*** Material ***

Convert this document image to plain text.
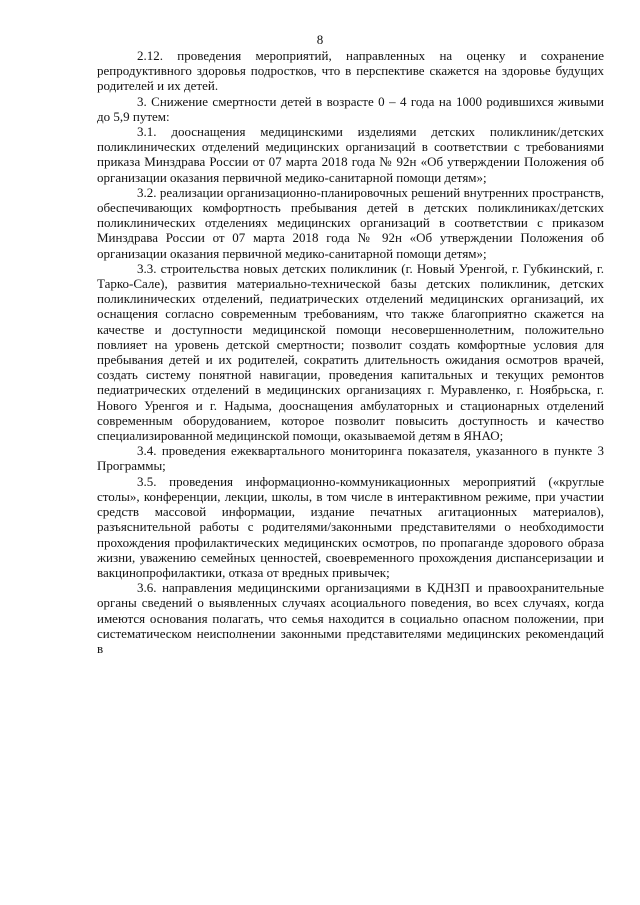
8

2.12. проведения мероприятий, направленных на оценку и сохранение репродуктивного здоровья подростков, что в перспективе скажется на здоровье будущих родителей и их детей.

3. Снижение смертности детей в возрасте 0 – 4 года на 1000 родившихся живыми до 5,9 путем:

3.1. дооснащения медицинскими изделиями детских поликлиник/детских поликлинических отделений медицинских организаций в соответствии с требованиями приказа Минздрава России от 07 марта 2018 года № 92н «Об утверждении Положения об организации оказания первичной медико-санитарной помощи детям»;

3.2. реализации организационно-планировочных решений внутренних пространств, обеспечивающих комфортность пребывания детей в детских поликлиниках/детских поликлинических отделениях медицинских организаций в соответствии с приказом Минздрава России от 07 марта 2018 года № 92н «Об утверждении Положения об организации оказания первичной медико-санитарной помощи детям»;

3.3. строительства новых детских поликлиник (г. Новый Уренгой, г. Губкинский, г. Тарко-Сале), развития материально-технической базы детских поликлиник, детских поликлинических отделений, педиатрических отделений медицинских организаций, их оснащения согласно современным требованиям, что также благоприятно скажется на качестве и доступности медицинской помощи несовершеннолетним, положительно повлияет на уровень детской смертности; позволит создать комфортные условия для пребывания детей и их родителей, сократить длительность ожидания осмотров врачей, создать систему понятной навигации, проведения капитальных и текущих ремонтов педиатрических отделений в медицинских организациях г. Муравленко, г. Ноябрьска, г. Нового Уренгоя и г. Надыма, дооснащения амбулаторных и стационарных отделений современным оборудованием, которое позволит повысить доступность и качество специализированной медицинской помощи, оказываемой детям в ЯНАО;

3.4. проведения ежеквартального мониторинга показателя, указанного в пункте 3 Программы;

3.5. проведения информационно-коммуникационных мероприятий («круглые столы», конференции, лекции, школы, в том числе в интерактивном режиме, при участии средств массовой информации, издание печатных агитационных материалов), разъяснительной работы с родителями/законными представителями о необходимости прохождения профилактических медицинских осмотров, по пропаганде здорового образа жизни, уважению семейных ценностей, своевременного прохождения диспансеризации и вакцинопрофилактики, отказа от вредных привычек;

3.6. направления медицинскими организациями в КДНЗП и правоохранительные органы сведений о выявленных случаях асоциального поведения, во всех случаях, когда имеются основания полагать, что семья находится в социально опасном положении, при систематическом неисполнении законными представителями медицинских рекомендаций в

***

Copy the listing exactly. Any image in it stays out of the copy.

Convert this document image to plain text.
8

2.12. проведения мероприятий, направленных на оценку и сохранение репродуктивного здоровья подростков, что в перспективе скажется на здоровье будущих родителей и их детей.

3. Снижение смертности детей в возрасте 0 – 4 года на 1000 родившихся живыми до 5,9 путем:

3.1. дооснащения медицинскими изделиями детских поликлиник/детских поликлинических отделений медицинских организаций в соответствии с требованиями приказа Минздрава России от 07 марта 2018 года № 92н «Об утверждении Положения об организации оказания первичной медико-санитарной помощи детям»;

3.2. реализации организационно-планировочных решений внутренних пространств, обеспечивающих комфортность пребывания детей в детских поликлиниках/детских поликлинических отделениях медицинских организаций в соответствии с приказом Минздрава России от 07 марта 2018 года № 92н «Об утверждении Положения об организации оказания первичной медико-санитарной помощи детям»;

3.3. строительства новых детских поликлиник (г. Новый Уренгой, г. Губкинский, г. Тарко-Сале), развития материально-технической базы детских поликлиник, детских поликлинических отделений, педиатрических отделений медицинских организаций, их оснащения согласно современным требованиям, что также благоприятно скажется на качестве и доступности медицинской помощи несовершеннолетним, положительно повлияет на уровень детской смертности; позволит создать комфортные условия для пребывания детей и их родителей, сократить длительность ожидания осмотров врачей, создать систему понятной навигации, проведения капитальных и текущих ремонтов педиатрических отделений в медицинских организациях г. Муравленко, г. Ноябрьска, г. Нового Уренгоя и г. Надыма, дооснащения амбулаторных и стационарных отделений современным оборудованием, которое позволит повысить доступность и качество специализированной медицинской помощи, оказываемой детям в ЯНАО;

3.4. проведения ежеквартального мониторинга показателя, указанного в пункте 3 Программы;

3.5. проведения информационно-коммуникационных мероприятий («круглые столы», конференции, лекции, школы, в том числе в интерактивном режиме, при участии средств массовой информации, издание печатных агитационных материалов), разъяснительной работы с родителями/законными представителями о необходимости прохождения профилактических медицинских осмотров, по пропаганде здорового образа жизни, уважению семейных ценностей, своевременного прохождения диспансеризации и вакцинопрофилактики, отказа от вредных привычек;

3.6. направления медицинскими организациями в КДНЗП и правоохранительные органы сведений о выявленных случаях асоциального поведения, во всех случаях, когда имеются основания полагать, что семья находится в социально опасном положении, при систематическом неисполнении законными представителями медицинских рекомендаций в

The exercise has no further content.